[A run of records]
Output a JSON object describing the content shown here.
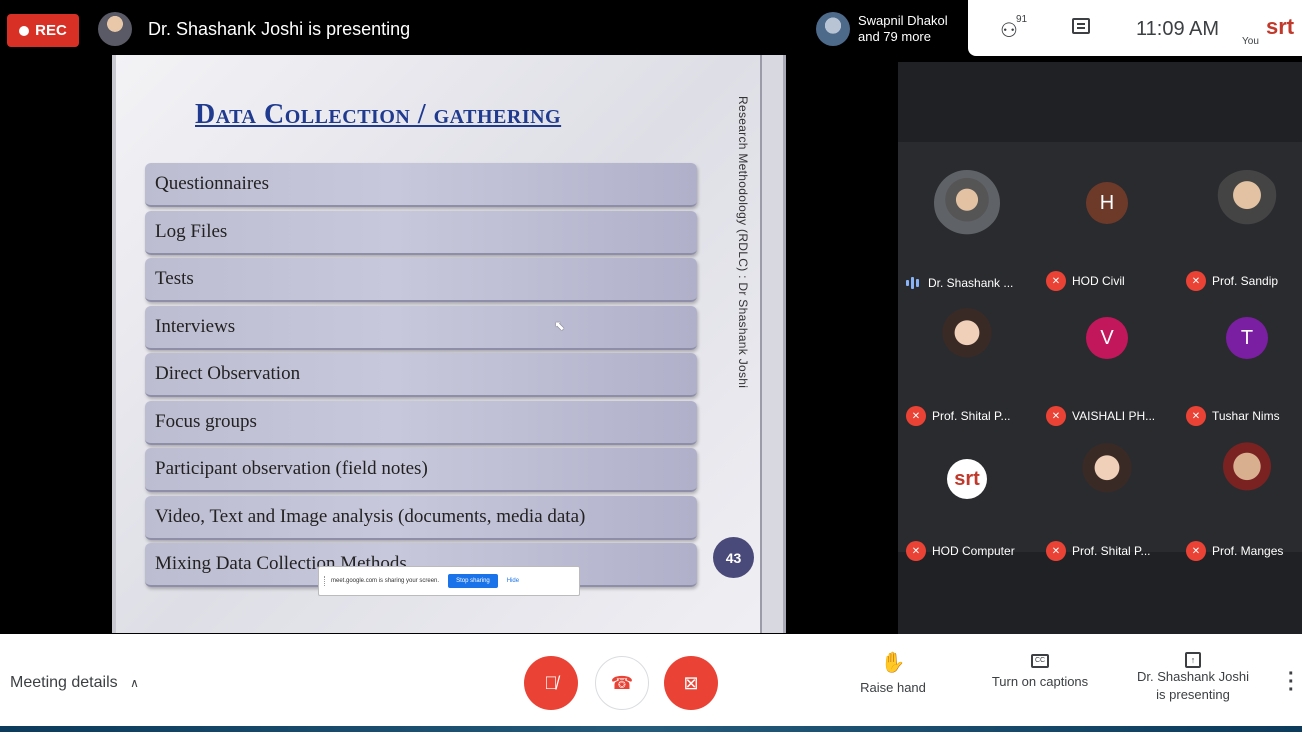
{
  "topbar": {
    "rec_label": "REC",
    "presenting_text": "Dr. Shashank Joshi is presenting",
    "viewer_line1": "Swapnil Dhakol",
    "viewer_line2": "and 79 more",
    "people_count": "91",
    "clock": "11:09 AM",
    "you_label": "You",
    "you_logo": "srt"
  },
  "slide": {
    "title": "Data Collection / gathering",
    "vertical_text": "Research Methodology (RDLC) : Dr Shashank Joshi",
    "items": [
      "Questionnaires",
      "Log Files",
      "Tests",
      "Interviews",
      "Direct Observation",
      "Focus groups",
      "Participant observation (field notes)",
      "Video, Text and Image analysis (documents, media data)",
      "Mixing Data Collection Methods"
    ],
    "page_number": "43"
  },
  "share_banner": {
    "text": "meet.google.com is sharing your screen.",
    "stop_label": "Stop sharing",
    "hide_label": "Hide"
  },
  "participants": [
    {
      "name": "Dr. Shashank ...",
      "initial": "",
      "muted": false
    },
    {
      "name": "HOD Civil",
      "initial": "H",
      "muted": true
    },
    {
      "name": "Prof. Sandip",
      "initial": "",
      "muted": true
    },
    {
      "name": "Prof. Shital P...",
      "initial": "",
      "muted": true
    },
    {
      "name": "VAISHALI PH...",
      "initial": "V",
      "muted": true
    },
    {
      "name": "Tushar Nims",
      "initial": "T",
      "muted": true
    },
    {
      "name": "HOD Computer",
      "initial": "srt",
      "muted": true
    },
    {
      "name": "Prof. Shital P...",
      "initial": "",
      "muted": true
    },
    {
      "name": "Prof. Manges",
      "initial": "",
      "muted": true
    }
  ],
  "bottombar": {
    "meeting_details": "Meeting details",
    "raise_hand": "Raise hand",
    "captions": "Turn on captions",
    "captions_icon": "CC",
    "presenting_line1": "Dr. Shashank Joshi",
    "presenting_line2": "is presenting"
  },
  "colors": {
    "rec_red": "#d93025",
    "mute_red": "#ea4335",
    "initial_h": "#6d3a2a",
    "initial_v": "#c2185b",
    "initial_t": "#7b1fa2"
  }
}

▶ [SET EXERCISE]: Wherever "Prof" shows up in a line, copy that line.

▶ [WRITTEN ANSWER]:
      "name": "Prof. Sandip",
      "name": "Prof. Shital P...",
      "name": "Prof. Shital P...",
      "name": "Prof. Manges",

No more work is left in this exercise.